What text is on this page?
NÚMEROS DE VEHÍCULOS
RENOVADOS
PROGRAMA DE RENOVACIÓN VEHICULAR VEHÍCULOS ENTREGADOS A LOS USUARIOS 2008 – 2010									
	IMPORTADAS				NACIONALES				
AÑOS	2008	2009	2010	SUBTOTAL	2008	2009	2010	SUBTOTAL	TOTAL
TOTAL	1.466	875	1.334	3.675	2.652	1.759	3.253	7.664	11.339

────────────────

GIVEN EXERCISE.
The records above should be duplicated in full, exactly as given.

REPLY.
What text is on this page?
NÚMEROS DE VEHÍCULOS
RENOVADOS
PROGRAMA DE RENOVACIÓN VEHICULAR VEHÍCULOS ENTREGADOS A LOS USUARIOS 2008 – 2010									
	IMPORTADAS				NACIONALES				
AÑOS	2008	2009	2010	SUBTOTAL	2008	2009	2010	SUBTOTAL	TOTAL
TOTAL	1.466	875	1.334	3.675	2.652	1.759	3.253	7.664	11.339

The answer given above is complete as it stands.